[Collection entries]
<<<<

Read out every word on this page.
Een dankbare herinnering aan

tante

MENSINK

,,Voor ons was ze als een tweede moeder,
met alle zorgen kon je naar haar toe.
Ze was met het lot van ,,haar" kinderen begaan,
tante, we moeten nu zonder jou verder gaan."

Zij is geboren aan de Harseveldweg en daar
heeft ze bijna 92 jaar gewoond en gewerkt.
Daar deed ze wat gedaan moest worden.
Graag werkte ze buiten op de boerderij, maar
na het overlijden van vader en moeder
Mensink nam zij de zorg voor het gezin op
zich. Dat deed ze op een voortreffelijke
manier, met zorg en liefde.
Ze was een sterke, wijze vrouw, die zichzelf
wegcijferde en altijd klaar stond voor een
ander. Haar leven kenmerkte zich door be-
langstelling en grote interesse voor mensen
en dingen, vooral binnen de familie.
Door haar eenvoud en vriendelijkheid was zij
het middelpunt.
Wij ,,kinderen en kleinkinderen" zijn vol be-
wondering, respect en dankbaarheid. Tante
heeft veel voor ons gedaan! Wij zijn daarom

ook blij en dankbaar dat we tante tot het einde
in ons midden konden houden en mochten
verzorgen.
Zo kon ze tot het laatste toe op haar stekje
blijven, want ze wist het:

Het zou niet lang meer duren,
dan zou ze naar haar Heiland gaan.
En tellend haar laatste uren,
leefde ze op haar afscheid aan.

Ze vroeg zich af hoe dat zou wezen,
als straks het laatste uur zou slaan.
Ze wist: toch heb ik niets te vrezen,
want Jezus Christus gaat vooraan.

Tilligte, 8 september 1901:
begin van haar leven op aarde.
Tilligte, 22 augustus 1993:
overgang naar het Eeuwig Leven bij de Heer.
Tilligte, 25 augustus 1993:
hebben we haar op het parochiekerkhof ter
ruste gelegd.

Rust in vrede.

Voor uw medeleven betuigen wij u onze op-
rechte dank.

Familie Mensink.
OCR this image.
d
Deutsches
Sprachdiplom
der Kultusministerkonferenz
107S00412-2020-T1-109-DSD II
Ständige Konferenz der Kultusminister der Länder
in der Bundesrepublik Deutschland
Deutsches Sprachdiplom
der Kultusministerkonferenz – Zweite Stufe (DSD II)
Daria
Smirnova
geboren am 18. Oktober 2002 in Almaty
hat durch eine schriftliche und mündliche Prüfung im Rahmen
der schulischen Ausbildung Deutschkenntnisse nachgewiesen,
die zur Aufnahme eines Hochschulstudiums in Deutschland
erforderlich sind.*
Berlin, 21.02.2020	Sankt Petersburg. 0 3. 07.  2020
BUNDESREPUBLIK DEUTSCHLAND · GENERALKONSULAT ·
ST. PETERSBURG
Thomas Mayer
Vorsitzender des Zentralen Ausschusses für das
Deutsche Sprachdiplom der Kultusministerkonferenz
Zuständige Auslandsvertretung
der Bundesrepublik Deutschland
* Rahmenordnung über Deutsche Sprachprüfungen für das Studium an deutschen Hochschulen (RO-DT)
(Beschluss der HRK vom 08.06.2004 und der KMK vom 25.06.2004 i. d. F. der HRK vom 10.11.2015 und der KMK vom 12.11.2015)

>>>>

### PROBLEM TO SOLVE
All lines from the one with "OCR this image." through the final line above are to be quoted exactly; quote no other line.

### ANSWER BELOW
OCR this image.
d
Deutsches
Sprachdiplom
der Kultusministerkonferenz
107S00412-2020-T1-109-DSD II
Ständige Konferenz der Kultusminister der Länder
in der Bundesrepublik Deutschland
Deutsches Sprachdiplom
der Kultusministerkonferenz – Zweite Stufe (DSD II)
Daria
Smirnova
geboren am 18. Oktober 2002 in Almaty
hat durch eine schriftliche und mündliche Prüfung im Rahmen
der schulischen Ausbildung Deutschkenntnisse nachgewiesen,
die zur Aufnahme eines Hochschulstudiums in Deutschland
erforderlich sind.*
Berlin, 21.02.2020	Sankt Petersburg. 0 3. 07.  2020
BUNDESREPUBLIK DEUTSCHLAND · GENERALKONSULAT ·
ST. PETERSBURG
Thomas Mayer
Vorsitzender des Zentralen Ausschusses für das
Deutsche Sprachdiplom der Kultusministerkonferenz
Zuständige Auslandsvertretung
der Bundesrepublik Deutschland
* Rahmenordnung über Deutsche Sprachprüfungen für das Studium an deutschen Hochschulen (RO-DT)
(Beschluss der HRK vom 08.06.2004 und der KMK vom 25.06.2004 i. d. F. der HRK vom 10.11.2015 und der KMK vom 12.11.2015)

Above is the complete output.